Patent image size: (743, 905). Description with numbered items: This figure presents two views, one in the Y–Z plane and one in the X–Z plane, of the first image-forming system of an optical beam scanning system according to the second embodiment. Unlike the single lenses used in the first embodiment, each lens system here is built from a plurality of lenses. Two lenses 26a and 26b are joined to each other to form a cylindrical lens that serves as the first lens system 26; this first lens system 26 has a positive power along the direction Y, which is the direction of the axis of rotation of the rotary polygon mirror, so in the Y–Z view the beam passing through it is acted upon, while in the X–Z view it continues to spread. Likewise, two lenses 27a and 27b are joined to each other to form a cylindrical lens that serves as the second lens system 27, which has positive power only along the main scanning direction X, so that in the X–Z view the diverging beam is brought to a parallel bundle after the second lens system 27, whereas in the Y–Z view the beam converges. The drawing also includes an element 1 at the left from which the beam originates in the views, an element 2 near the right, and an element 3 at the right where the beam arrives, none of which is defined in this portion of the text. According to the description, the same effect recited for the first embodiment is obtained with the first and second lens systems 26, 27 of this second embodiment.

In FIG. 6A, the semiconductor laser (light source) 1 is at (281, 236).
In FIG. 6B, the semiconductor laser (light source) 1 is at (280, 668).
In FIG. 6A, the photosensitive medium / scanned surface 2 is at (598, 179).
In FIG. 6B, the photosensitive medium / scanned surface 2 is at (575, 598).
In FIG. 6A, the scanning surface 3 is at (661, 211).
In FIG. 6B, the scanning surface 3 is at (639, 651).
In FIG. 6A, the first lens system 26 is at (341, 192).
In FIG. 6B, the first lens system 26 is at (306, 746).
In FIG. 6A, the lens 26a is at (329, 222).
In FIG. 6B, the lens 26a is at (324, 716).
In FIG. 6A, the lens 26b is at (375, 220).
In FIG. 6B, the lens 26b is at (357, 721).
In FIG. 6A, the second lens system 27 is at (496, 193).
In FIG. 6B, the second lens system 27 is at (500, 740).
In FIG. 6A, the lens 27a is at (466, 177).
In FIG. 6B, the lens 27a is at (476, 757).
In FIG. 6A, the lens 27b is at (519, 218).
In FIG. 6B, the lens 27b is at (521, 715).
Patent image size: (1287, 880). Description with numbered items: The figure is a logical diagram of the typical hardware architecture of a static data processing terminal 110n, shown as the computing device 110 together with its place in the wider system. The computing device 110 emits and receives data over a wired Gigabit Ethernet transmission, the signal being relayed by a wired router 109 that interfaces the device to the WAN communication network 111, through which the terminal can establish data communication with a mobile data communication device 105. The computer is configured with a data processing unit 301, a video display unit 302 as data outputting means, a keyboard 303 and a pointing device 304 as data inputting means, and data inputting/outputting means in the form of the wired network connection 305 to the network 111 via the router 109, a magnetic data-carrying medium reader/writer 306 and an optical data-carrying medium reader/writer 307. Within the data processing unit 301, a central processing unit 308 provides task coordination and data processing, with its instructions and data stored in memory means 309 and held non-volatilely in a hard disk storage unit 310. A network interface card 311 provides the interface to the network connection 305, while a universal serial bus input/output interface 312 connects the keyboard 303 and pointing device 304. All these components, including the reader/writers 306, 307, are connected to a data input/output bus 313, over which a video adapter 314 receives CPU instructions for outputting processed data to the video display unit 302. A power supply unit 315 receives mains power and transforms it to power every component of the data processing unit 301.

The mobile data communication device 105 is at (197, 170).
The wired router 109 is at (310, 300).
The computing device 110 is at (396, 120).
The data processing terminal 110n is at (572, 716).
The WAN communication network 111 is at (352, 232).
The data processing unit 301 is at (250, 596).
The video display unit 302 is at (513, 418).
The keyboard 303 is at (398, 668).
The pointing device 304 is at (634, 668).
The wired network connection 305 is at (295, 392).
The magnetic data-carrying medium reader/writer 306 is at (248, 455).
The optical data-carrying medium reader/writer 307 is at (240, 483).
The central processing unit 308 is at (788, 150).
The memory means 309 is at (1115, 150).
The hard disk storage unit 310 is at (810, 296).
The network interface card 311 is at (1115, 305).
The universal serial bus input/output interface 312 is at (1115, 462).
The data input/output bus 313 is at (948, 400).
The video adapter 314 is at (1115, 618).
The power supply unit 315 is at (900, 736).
|---|
**Taakinstructies:**
Geef alles vanaf het begin van de lijst tot en met de regel met "In FIG. 6A, the photosensitive" weer als een genummerde lijst, zonder de lege regels.

**Antwoord:**
1. Patent image size: (743, 905). Description with numbered items: This figure presents two views, one in the Y–Z plane and one in the X–Z plane, of the first image-forming system of an optical beam scanning system according to the second embodiment. Unlike the single lenses used in the first embodiment, each lens system here is built from a plurality of lenses. Two lenses 26a and 26b are joined to each other to form a cylindrical lens that serves as the first lens system 26; this first lens system 26 has a positive power along the direction Y, which is the direction of the axis of rotation of the rotary polygon mirror, so in the Y–Z view the beam passing through it is acted upon, while in the X–Z view it continues to spread. Likewise, two lenses 27a and 27b are joined to each other to form a cylindrical lens that serves as the second lens system 27, which has positive power only along the main scanning direction X, so that in the X–Z view the diverging beam is brought to a parallel bundle after the second lens system 27, whereas in the Y–Z view the beam converges. The drawing also includes an element 1 at the left from which the beam originates in the views, an element 2 near the right, and an element 3 at the right where the beam arrives, none of which is defined in this portion of the text. According to the description, the same effect recited for the first embodiment is obtained with the first and second lens systems 26, 27 of this second embodiment.
2. In FIG. 6A, the semiconductor laser (light source) 1 is at (281, 236).
3. In FIG. 6B, the semiconductor laser (light source) 1 is at (280, 668).
4. In FIG. 6A, the photosensitive medium / scanned surface 2 is at (598, 179).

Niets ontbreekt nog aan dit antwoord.